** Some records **

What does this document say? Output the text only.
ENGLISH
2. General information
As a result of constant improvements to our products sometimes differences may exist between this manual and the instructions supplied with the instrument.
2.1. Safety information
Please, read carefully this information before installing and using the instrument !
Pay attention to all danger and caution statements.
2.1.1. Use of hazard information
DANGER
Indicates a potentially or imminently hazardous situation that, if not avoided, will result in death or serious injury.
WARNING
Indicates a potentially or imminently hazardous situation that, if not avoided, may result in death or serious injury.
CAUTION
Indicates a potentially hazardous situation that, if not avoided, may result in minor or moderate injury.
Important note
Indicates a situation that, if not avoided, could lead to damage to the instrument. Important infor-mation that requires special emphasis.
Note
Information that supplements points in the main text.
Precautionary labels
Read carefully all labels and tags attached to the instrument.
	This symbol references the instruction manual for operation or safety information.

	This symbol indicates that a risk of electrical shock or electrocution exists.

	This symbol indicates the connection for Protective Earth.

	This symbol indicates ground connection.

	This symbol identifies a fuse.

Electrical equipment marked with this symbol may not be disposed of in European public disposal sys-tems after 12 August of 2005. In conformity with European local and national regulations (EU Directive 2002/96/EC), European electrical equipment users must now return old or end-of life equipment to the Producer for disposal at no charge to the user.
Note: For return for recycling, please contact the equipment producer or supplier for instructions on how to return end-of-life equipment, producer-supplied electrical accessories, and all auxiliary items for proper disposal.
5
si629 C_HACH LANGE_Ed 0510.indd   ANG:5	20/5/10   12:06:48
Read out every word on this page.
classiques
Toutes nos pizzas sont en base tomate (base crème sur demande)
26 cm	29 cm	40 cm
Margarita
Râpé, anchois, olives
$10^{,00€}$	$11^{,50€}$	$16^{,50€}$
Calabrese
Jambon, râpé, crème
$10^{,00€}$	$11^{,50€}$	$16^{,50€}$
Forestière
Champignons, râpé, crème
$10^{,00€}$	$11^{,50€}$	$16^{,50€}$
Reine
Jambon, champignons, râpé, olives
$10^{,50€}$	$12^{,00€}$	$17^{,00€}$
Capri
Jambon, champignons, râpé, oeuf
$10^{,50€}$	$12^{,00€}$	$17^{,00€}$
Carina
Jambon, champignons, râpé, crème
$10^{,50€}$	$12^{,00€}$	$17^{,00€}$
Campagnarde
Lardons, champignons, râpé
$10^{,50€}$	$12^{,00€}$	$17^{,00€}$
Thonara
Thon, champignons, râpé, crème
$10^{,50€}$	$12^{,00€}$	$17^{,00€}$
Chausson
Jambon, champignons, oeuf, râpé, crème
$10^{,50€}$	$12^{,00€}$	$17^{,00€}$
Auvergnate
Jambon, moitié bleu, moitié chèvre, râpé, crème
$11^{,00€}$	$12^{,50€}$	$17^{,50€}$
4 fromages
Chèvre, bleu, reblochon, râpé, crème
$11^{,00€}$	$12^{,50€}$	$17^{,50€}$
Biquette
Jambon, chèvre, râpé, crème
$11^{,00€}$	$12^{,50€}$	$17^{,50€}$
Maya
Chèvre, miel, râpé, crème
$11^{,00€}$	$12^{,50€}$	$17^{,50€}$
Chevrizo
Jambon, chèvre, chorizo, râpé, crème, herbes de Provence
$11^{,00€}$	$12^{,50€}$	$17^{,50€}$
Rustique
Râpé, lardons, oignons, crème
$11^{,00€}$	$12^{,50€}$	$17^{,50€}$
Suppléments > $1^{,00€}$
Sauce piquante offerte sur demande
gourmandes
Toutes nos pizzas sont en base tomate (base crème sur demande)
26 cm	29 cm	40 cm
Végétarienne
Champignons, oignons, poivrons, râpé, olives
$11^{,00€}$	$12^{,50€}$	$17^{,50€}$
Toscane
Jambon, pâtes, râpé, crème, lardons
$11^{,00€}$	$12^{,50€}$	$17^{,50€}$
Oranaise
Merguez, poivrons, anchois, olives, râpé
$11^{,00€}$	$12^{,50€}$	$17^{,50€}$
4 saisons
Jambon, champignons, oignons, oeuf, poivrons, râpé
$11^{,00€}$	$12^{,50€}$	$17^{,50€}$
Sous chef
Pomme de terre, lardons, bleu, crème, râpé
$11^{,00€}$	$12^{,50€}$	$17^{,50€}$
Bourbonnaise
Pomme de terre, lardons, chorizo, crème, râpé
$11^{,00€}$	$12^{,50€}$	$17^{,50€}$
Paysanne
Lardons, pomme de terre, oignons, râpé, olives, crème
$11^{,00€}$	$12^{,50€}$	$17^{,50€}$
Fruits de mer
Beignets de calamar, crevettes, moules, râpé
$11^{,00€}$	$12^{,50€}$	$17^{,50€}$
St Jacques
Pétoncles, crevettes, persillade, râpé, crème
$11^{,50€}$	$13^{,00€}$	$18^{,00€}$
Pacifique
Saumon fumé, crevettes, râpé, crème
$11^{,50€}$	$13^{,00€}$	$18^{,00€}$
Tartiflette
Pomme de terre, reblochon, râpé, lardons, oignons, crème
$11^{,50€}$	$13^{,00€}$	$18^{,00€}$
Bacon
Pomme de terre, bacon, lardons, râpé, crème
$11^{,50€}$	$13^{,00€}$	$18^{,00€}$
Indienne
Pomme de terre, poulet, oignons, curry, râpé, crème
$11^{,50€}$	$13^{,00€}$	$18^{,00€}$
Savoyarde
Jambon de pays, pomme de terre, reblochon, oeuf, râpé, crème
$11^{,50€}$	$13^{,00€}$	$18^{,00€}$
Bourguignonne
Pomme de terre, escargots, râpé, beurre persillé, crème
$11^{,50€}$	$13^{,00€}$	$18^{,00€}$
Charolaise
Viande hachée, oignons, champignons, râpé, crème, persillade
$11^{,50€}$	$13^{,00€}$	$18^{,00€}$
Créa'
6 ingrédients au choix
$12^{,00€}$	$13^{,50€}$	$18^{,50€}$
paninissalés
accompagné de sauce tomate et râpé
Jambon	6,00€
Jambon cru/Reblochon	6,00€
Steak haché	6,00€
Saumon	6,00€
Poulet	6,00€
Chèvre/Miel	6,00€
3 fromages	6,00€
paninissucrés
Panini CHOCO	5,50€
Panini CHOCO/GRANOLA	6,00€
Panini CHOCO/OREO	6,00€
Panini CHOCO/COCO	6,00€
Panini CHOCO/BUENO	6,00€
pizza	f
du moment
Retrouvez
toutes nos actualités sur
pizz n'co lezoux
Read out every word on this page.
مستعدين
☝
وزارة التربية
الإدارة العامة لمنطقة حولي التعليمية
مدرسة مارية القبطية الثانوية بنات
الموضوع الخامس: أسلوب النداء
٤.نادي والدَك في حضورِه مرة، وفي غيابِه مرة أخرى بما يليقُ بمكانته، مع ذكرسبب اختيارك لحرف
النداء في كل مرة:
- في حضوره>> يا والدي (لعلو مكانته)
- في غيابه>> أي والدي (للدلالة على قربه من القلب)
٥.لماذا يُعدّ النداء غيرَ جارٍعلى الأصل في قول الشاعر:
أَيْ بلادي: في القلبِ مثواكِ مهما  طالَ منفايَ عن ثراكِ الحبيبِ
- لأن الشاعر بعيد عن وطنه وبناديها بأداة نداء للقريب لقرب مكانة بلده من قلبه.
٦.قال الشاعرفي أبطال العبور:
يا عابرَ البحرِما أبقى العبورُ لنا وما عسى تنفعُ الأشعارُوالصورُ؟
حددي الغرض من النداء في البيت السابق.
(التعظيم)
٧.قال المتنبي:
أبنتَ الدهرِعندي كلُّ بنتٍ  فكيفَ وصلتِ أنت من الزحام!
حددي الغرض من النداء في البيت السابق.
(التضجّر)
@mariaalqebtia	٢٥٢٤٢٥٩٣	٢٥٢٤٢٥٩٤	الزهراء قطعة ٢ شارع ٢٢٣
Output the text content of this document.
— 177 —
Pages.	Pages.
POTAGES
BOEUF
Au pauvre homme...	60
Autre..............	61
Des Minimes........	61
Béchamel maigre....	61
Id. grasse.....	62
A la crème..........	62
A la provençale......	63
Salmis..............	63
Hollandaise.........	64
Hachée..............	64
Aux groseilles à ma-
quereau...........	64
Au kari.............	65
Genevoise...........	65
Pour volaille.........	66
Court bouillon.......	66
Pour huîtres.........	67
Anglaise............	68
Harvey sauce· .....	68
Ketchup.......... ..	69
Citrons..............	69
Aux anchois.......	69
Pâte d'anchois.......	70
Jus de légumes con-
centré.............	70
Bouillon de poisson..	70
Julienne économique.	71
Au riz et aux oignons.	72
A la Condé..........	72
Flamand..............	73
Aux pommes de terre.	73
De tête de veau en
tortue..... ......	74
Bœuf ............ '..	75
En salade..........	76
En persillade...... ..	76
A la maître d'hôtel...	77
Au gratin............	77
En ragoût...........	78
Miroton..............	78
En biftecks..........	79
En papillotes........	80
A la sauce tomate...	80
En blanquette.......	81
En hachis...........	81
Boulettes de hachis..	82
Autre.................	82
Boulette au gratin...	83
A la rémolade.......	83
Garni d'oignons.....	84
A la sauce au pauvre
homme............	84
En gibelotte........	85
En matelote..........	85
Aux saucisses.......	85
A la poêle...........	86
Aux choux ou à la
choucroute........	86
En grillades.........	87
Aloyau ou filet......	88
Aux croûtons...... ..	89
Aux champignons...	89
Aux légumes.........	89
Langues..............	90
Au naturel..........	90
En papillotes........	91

** Your objective **
Report the number of lines of the listing above that hold the string "document", with no other text.

** Solution to the exercise **
2